_PROBLEM TO SOLVE:_ Arrange the rows from the line with "button[interactable]: More options" to the line with "staticText: GPS [440, 73, 467, 92]" as a Markdown table with columns Number and Record line, numbering each row and leaving out any blank lines.

_EXTRACTED RECORDS:_
_ _ _ _

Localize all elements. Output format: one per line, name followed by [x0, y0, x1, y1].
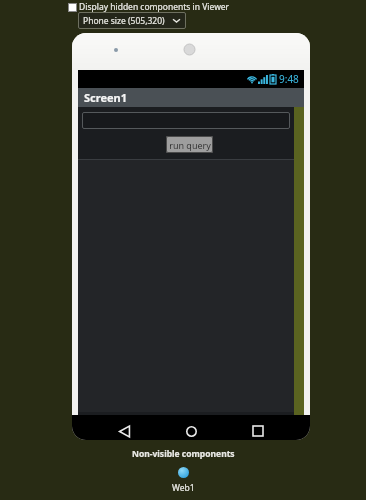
staticText: Web1 [172, 482, 195, 494]
button[interactable]: run query [166, 136, 213, 153]
button[interactable]: Display hidden components in Viewer [68, 1, 230, 13]
button[interactable]: Back [109, 416, 139, 440]
staticText: 9:48 [279, 72, 299, 86]
button[interactable]: Recent apps [243, 416, 273, 440]
button[interactable]: Web1 component [178, 467, 189, 478]
staticText: Phone size (505,320) [83, 15, 165, 27]
staticText: Display hidden components in Viewer [79, 1, 230, 13]
staticText: run query [169, 139, 211, 151]
staticText: Non-visible components [132, 448, 235, 460]
staticText: Screen1 [84, 90, 128, 105]
button[interactable]: Phone size (505,320) [78, 12, 186, 29]
button[interactable] [82, 112, 290, 129]
button[interactable]: Home [176, 416, 206, 440]
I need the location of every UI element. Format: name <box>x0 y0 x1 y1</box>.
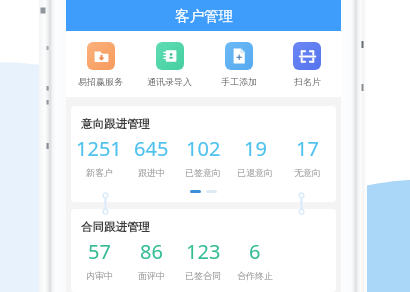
staticText: 意向跟进管理 <box>81 117 150 131</box>
staticText: 内审中 <box>86 270 113 281</box>
staticText: 1251 <box>76 135 122 162</box>
button[interactable]: 通讯录导入 <box>135 42 204 87</box>
button[interactable]: 扫名片 <box>273 42 341 87</box>
staticText: 已退意向 <box>237 167 273 178</box>
staticText: 17 <box>296 135 319 162</box>
staticText: 合作终止 <box>237 270 273 281</box>
staticText: 易招赢服务 <box>78 76 123 87</box>
staticText: 通讯录导入 <box>147 76 192 87</box>
staticText: 57 <box>88 238 111 265</box>
button[interactable]: 意向跟进管理 <box>71 106 336 202</box>
staticText: 645 <box>134 135 169 162</box>
button[interactable]: 手工添加 <box>204 42 273 87</box>
staticText: 客户管理 <box>175 7 233 25</box>
button[interactable]: 合同跟进管理 <box>71 209 336 292</box>
staticText: 86 <box>140 238 163 265</box>
staticText: 无意向 <box>294 167 321 178</box>
staticText: 跟进中 <box>138 167 165 178</box>
staticText: 新客户 <box>86 167 113 178</box>
staticText: 已签合同 <box>185 270 221 281</box>
staticText: 手工添加 <box>221 76 257 87</box>
staticText: 面评中 <box>138 270 165 281</box>
staticText: 扫名片 <box>294 76 321 87</box>
staticText: 合同跟进管理 <box>81 220 150 234</box>
staticText: 19 <box>244 135 267 162</box>
staticText: 123 <box>186 238 221 265</box>
staticText: 已签意向 <box>185 167 221 178</box>
button[interactable]: 易招赢服务 <box>66 42 135 87</box>
staticText: 6 <box>249 238 261 265</box>
staticText: 102 <box>186 135 221 162</box>
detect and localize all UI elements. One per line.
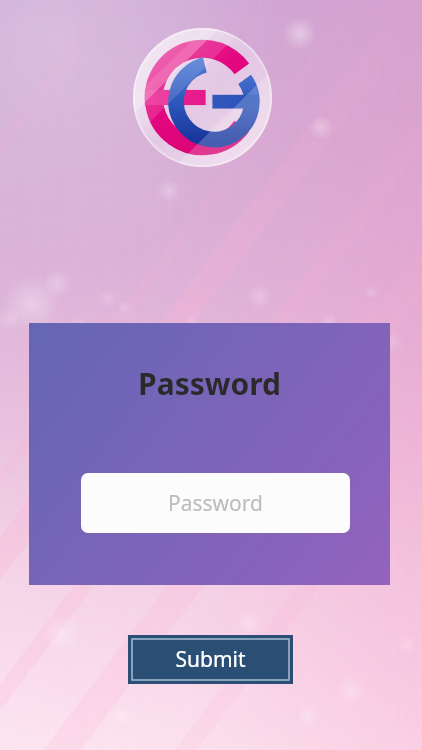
staticText: Submit [175,645,246,674]
button[interactable]: Submit [128,635,293,684]
other: App logo [133,28,272,167]
staticText: Password [138,363,281,404]
button[interactable]: Password [81,473,350,533]
staticText: Password [168,489,263,518]
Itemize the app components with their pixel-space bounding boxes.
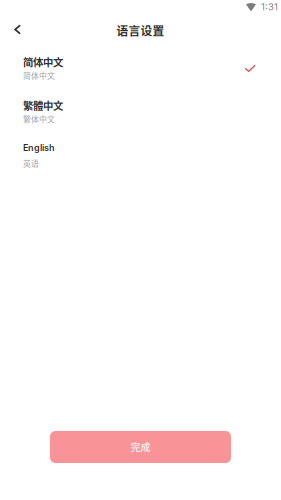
staticText: 1:31: [261, 1, 278, 12]
button[interactable]: Back: [0, 20, 33, 42]
staticText: English: [23, 142, 55, 153]
button[interactable]: 简体中文: [0, 46, 281, 90]
staticText: 简体中文: [23, 70, 55, 81]
staticText: 繁體中文: [23, 98, 63, 113]
staticText: 繁体中文: [23, 113, 55, 124]
staticText: 语言设置: [116, 22, 164, 39]
staticText: 英语: [23, 158, 39, 169]
button[interactable]: 完成: [50, 431, 231, 463]
staticText: 完成: [130, 440, 150, 454]
button[interactable]: English: [0, 133, 281, 176]
button[interactable]: 繁體中文: [0, 90, 281, 133]
staticText: 简体中文: [23, 54, 63, 69]
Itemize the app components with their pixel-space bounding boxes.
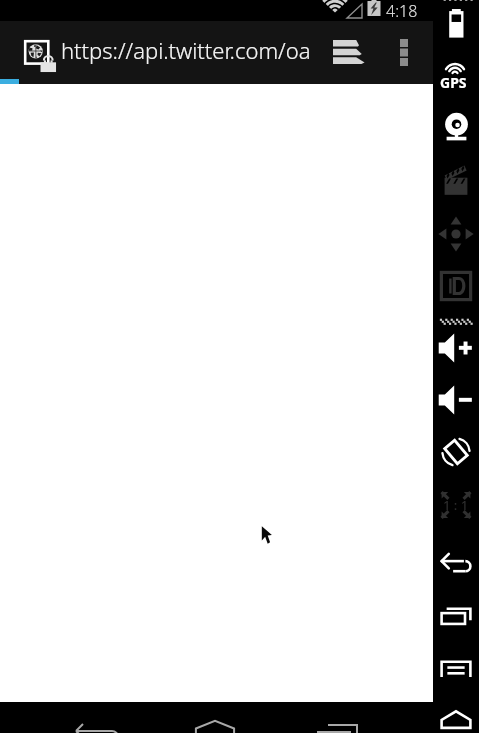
button[interactable]: More options [380, 21, 432, 79]
button[interactable]: Volume up [433, 328, 479, 368]
button[interactable]: Tabs [318, 21, 376, 79]
button[interactable]: Volume down [433, 380, 479, 420]
staticText: 1 : 1 [443, 496, 469, 514]
button[interactable]: Site security info [8, 24, 58, 76]
button[interactable]: Camera [433, 107, 479, 147]
button[interactable]: Battery [433, 4, 479, 44]
button[interactable]: Location [433, 58, 479, 98]
button[interactable]: Home [177, 702, 257, 733]
button[interactable]: Cellular [433, 0, 479, 18]
button[interactable]: Record screen [433, 160, 479, 200]
button[interactable]: Back [57, 702, 137, 733]
staticText: 4:18 [386, 0, 418, 21]
button[interactable]: Directional pad [433, 214, 479, 254]
button[interactable]: https://api.twitter.com/oauth [61, 21, 309, 79]
button[interactable]: Back [433, 544, 479, 584]
staticText: GPS [440, 73, 467, 92]
button[interactable]: Phone ID [433, 266, 479, 306]
button[interactable]: Zoom 1:1 [433, 487, 479, 523]
button[interactable]: Home [433, 700, 479, 733]
button[interactable]: Overview [433, 596, 479, 636]
staticText: https://api.twitter.com/oauth [61, 35, 309, 65]
button[interactable]: Menu [433, 649, 479, 689]
button[interactable]: Recents [297, 702, 377, 733]
button[interactable]: Cellular signal [433, 302, 479, 342]
button[interactable]: Rotate [433, 432, 479, 472]
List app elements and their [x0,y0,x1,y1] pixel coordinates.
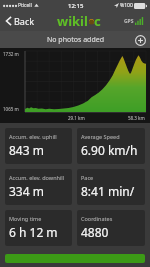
staticText: 334 m [9,183,44,199]
staticText: GPS [124,18,134,25]
staticText: No photos added [47,35,104,45]
staticText: c [94,12,101,30]
staticText: Accum. elev. downhill [9,174,65,181]
button[interactable]: Add photo [134,34,146,46]
staticText: wikil [57,12,88,30]
staticText: Accum. elev. uphill [9,133,57,140]
button[interactable]: Back [4,12,37,30]
staticText: Pticell [18,2,32,9]
button[interactable]: Accum. elev. uphill [5,128,72,164]
staticText: 6.90 km/h [81,142,138,158]
staticText: 6 h 12 m 10 s [9,224,70,240]
button[interactable]: Average Speed [77,128,145,164]
staticText: Average Speed [81,133,120,140]
staticText: %100 [120,2,133,9]
staticText: Pace [81,174,94,181]
staticText: 12:15 [68,2,84,10]
button[interactable]: Save trail [5,254,145,263]
staticText: Moving time [9,215,42,222]
button[interactable]: GPS signal [122,15,146,27]
button[interactable]: Coordinates [77,210,145,246]
staticText: 843 m [9,142,44,158]
button[interactable]: Moving time [5,210,72,246]
staticText: 1065 m [3,106,19,112]
staticText: 8:41 min/km [81,183,143,199]
staticText: 29.1 km [68,115,85,121]
staticText: 4880 [81,224,109,240]
staticText: 1732 m [3,51,19,57]
staticText: Back [14,15,35,27]
button[interactable]: Pace [77,169,145,205]
button[interactable]: Accum. elev. downhill [5,169,72,205]
staticText: Coordinates [81,215,113,222]
staticText: 58.3 km [128,115,145,121]
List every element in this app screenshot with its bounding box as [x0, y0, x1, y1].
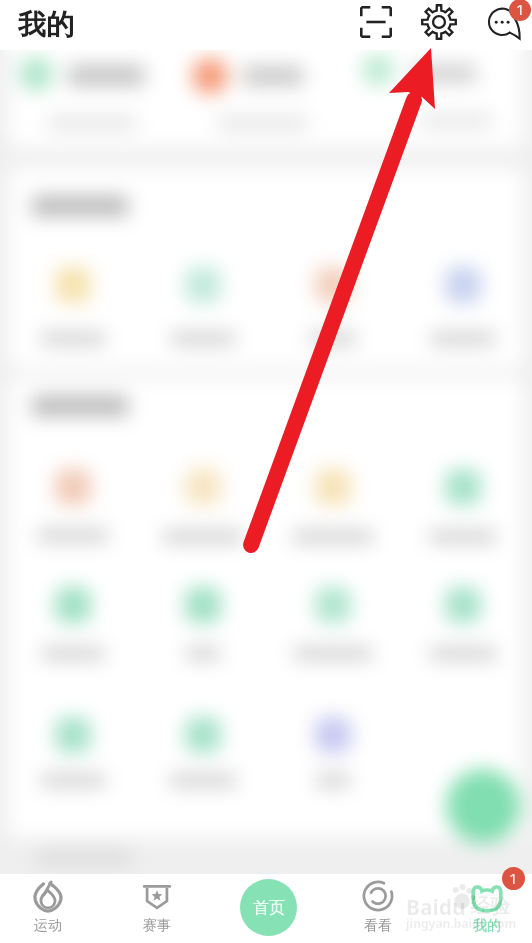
button[interactable]: Settings — [417, 0, 461, 44]
button[interactable]: 赛事 — [113, 874, 201, 943]
staticText: 1 — [509, 868, 518, 888]
staticText: 首页 — [253, 898, 285, 918]
staticText: 我的 — [473, 917, 501, 935]
button[interactable]: 首页 — [240, 879, 297, 936]
staticText: Baidu — [406, 893, 466, 922]
staticText: jingyan.baidu.com — [406, 915, 517, 931]
button[interactable]: Messages — [481, 1, 525, 45]
button[interactable]: 看看 — [334, 874, 422, 943]
button[interactable]: 运动 — [4, 874, 92, 943]
staticText: 经验 — [470, 894, 510, 919]
staticText: 看看 — [364, 917, 392, 935]
staticText: 1 — [516, 0, 525, 19]
staticText: 我的 — [18, 7, 74, 42]
staticText: 赛事 — [143, 917, 171, 935]
button[interactable]: Scan — [354, 0, 398, 44]
button[interactable]: 我的 — [443, 874, 531, 943]
staticText: 运动 — [34, 917, 62, 935]
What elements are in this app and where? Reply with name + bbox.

_ _ _ _

_TASK RESPONSE:_
| Number | Record line |
|---|---|
| 1 | button[interactable]: More options [380, 21, 432, 79] |
| 2 | button[interactable]: Volume up [433, 328, 479, 368] |
| 3 | button[interactable]: Tabs [318, 21, 376, 79] |
| 4 | button[interactable]: Volume down [433, 380, 479, 420] |
| 5 | staticText: 1 : 1 [443, 496, 469, 514] |
| 6 | button[interactable]: Site security info [8, 24, 58, 76] |
| 7 | button[interactable]: Camera [433, 107, 479, 147] |
| 8 | button[interactable]: Battery [433, 4, 479, 44] |
| 9 | button[interactable]: Location [433, 58, 479, 98] |
| 10 | button[interactable]: Home [177, 702, 257, 733] |
| 11 | button[interactable]: Cellular [433, 0, 479, 18] |
| 12 | button[interactable]: Record screen [433, 160, 479, 200] |
| 13 | button[interactable]: Back [57, 702, 137, 733] |
| 14 | staticText: 4:18 [386, 0, 418, 21] |
| 15 | button[interactable]: Directional pad [433, 214, 479, 254] |
| 16 | button[interactable]: https://api.twitter.com/oauth [61, 21, 309, 79] |
| 17 | button[interactable]: Back [433, 544, 479, 584] |
| 18 | staticText: GPS [440, 73, 467, 92] |